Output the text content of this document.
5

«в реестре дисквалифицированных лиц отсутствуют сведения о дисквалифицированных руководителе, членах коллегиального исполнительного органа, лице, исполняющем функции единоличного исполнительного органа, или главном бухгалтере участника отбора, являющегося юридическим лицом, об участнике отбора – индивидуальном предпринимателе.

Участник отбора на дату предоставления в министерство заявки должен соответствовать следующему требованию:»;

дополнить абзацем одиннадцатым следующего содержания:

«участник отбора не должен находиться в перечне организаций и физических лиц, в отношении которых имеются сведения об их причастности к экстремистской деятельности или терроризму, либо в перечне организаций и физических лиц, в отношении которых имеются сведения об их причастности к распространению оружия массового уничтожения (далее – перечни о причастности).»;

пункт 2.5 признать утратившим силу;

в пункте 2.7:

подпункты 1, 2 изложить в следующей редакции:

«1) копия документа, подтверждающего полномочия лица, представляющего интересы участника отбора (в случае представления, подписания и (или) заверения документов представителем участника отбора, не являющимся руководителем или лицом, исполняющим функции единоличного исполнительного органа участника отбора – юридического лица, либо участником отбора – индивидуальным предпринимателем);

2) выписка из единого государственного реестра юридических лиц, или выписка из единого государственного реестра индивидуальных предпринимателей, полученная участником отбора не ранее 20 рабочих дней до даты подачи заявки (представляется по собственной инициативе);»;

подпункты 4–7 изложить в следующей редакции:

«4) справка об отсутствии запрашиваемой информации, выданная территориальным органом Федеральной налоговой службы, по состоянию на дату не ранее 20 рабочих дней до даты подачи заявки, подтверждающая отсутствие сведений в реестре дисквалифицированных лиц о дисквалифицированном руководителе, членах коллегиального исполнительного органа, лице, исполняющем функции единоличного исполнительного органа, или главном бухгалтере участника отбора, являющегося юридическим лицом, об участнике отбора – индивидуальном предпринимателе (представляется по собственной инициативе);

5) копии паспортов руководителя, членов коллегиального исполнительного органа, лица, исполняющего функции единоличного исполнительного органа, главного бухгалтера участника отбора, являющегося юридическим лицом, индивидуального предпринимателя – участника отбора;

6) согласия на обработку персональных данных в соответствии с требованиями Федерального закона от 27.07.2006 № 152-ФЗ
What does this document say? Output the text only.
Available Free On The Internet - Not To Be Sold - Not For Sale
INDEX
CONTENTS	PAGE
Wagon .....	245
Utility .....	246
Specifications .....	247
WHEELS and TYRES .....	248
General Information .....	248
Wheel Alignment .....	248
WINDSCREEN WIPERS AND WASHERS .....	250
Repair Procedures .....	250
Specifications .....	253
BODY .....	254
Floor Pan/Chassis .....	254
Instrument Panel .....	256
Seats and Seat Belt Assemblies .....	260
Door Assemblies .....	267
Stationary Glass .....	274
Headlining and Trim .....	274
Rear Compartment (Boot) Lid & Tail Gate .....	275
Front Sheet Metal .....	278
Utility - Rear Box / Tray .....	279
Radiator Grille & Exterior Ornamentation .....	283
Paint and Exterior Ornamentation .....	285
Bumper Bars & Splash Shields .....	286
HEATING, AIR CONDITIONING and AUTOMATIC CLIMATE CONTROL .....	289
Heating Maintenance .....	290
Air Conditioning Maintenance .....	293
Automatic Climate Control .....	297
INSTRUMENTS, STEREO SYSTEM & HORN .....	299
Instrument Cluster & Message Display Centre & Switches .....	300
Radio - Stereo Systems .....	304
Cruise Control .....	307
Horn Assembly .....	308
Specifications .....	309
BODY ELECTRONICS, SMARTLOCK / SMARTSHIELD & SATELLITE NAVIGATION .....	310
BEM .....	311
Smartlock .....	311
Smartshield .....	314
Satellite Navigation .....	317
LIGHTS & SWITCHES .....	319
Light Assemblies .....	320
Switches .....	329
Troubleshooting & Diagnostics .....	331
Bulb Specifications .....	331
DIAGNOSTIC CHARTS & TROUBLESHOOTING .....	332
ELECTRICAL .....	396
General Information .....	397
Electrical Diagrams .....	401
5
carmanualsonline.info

Written instruction
Copy every line of the material, please, keeping it exactly the same.

Response to the exercise
Output the text content of this document.
5

«в реестре дисквалифицированных лиц отсутствуют сведения о дисквалифицированных руководителе, членах коллегиального исполнительного органа, лице, исполняющем функции единоличного исполнительного органа, или главном бухгалтере участника отбора, являющегося юридическим лицом, об участнике отбора – индивидуальном предпринимателе.

Участник отбора на дату предоставления в министерство заявки должен соответствовать следующему требованию:»;

дополнить абзацем одиннадцатым следующего содержания:

«участник отбора не должен находиться в перечне организаций и физических лиц, в отношении которых имеются сведения об их причастности к экстремистской деятельности или терроризму, либо в перечне организаций и физических лиц, в отношении которых имеются сведения об их причастности к распространению оружия массового уничтожения (далее – перечни о причастности).»;

пункт 2.5 признать утратившим силу;

в пункте 2.7:

подпункты 1, 2 изложить в следующей редакции:

«1) копия документа, подтверждающего полномочия лица, представляющего интересы участника отбора (в случае представления, подписания и (или) заверения документов представителем участника отбора, не являющимся руководителем или лицом, исполняющим функции единоличного исполнительного органа участника отбора – юридического лица, либо участником отбора – индивидуальным предпринимателем);

2) выписка из единого государственного реестра юридических лиц, или выписка из единого государственного реестра индивидуальных предпринимателей, полученная участником отбора не ранее 20 рабочих дней до даты подачи заявки (представляется по собственной инициативе);»;

подпункты 4–7 изложить в следующей редакции:

«4) справка об отсутствии запрашиваемой информации, выданная территориальным органом Федеральной налоговой службы, по состоянию на дату не ранее 20 рабочих дней до даты подачи заявки, подтверждающая отсутствие сведений в реестре дисквалифицированных лиц о дисквалифицированном руководителе, членах коллегиального исполнительного органа, лице, исполняющем функции единоличного исполнительного органа, или главном бухгалтере участника отбора, являющегося юридическим лицом, об участнике отбора – индивидуальном предпринимателе (представляется по собственной инициативе);

5) копии паспортов руководителя, членов коллегиального исполнительного органа, лица, исполняющего функции единоличного исполнительного органа, главного бухгалтера участника отбора, являющегося юридическим лицом, индивидуального предпринимателя – участника отбора;

6) согласия на обработку персональных данных в соответствии с требованиями Федерального закона от 27.07.2006 № 152-ФЗ
What does this document say? Output the text only.
Available Free On The Internet - Not To Be Sold - Not For Sale
INDEX
CONTENTS	PAGE
Wagon .....	245
Utility .....	246
Specifications .....	247
WHEELS and TYRES .....	248
General Information .....	248
Wheel Alignment .....	248
WINDSCREEN WIPERS AND WASHERS .....	250
Repair Procedures .....	250
Specifications .....	253
BODY .....	254
Floor Pan/Chassis .....	254
Instrument Panel .....	256
Seats and Seat Belt Assemblies .....	260
Door Assemblies .....	267
Stationary Glass .....	274
Headlining and Trim .....	274
Rear Compartment (Boot) Lid & Tail Gate .....	275
Front Sheet Metal .....	278
Utility - Rear Box / Tray .....	279
Radiator Grille & Exterior Ornamentation .....	283
Paint and Exterior Ornamentation .....	285
Bumper Bars & Splash Shields .....	286
HEATING, AIR CONDITIONING and AUTOMATIC CLIMATE CONTROL .....	289
Heating Maintenance .....	290
Air Conditioning Maintenance .....	293
Automatic Climate Control .....	297
INSTRUMENTS, STEREO SYSTEM & HORN .....	299
Instrument Cluster & Message Display Centre & Switches .....	300
Radio - Stereo Systems .....	304
Cruise Control .....	307
Horn Assembly .....	308
Specifications .....	309
BODY ELECTRONICS, SMARTLOCK / SMARTSHIELD & SATELLITE NAVIGATION .....	310
BEM .....	311
Smartlock .....	311
Smartshield .....	314
Satellite Navigation .....	317
LIGHTS & SWITCHES .....	319
Light Assemblies .....	320
Switches .....	329
Troubleshooting & Diagnostics .....	331
Bulb Specifications .....	331
DIAGNOSTIC CHARTS & TROUBLESHOOTING .....	332
ELECTRICAL .....	396
General Information .....	397
Electrical Diagrams .....	401
5
carmanualsonline.info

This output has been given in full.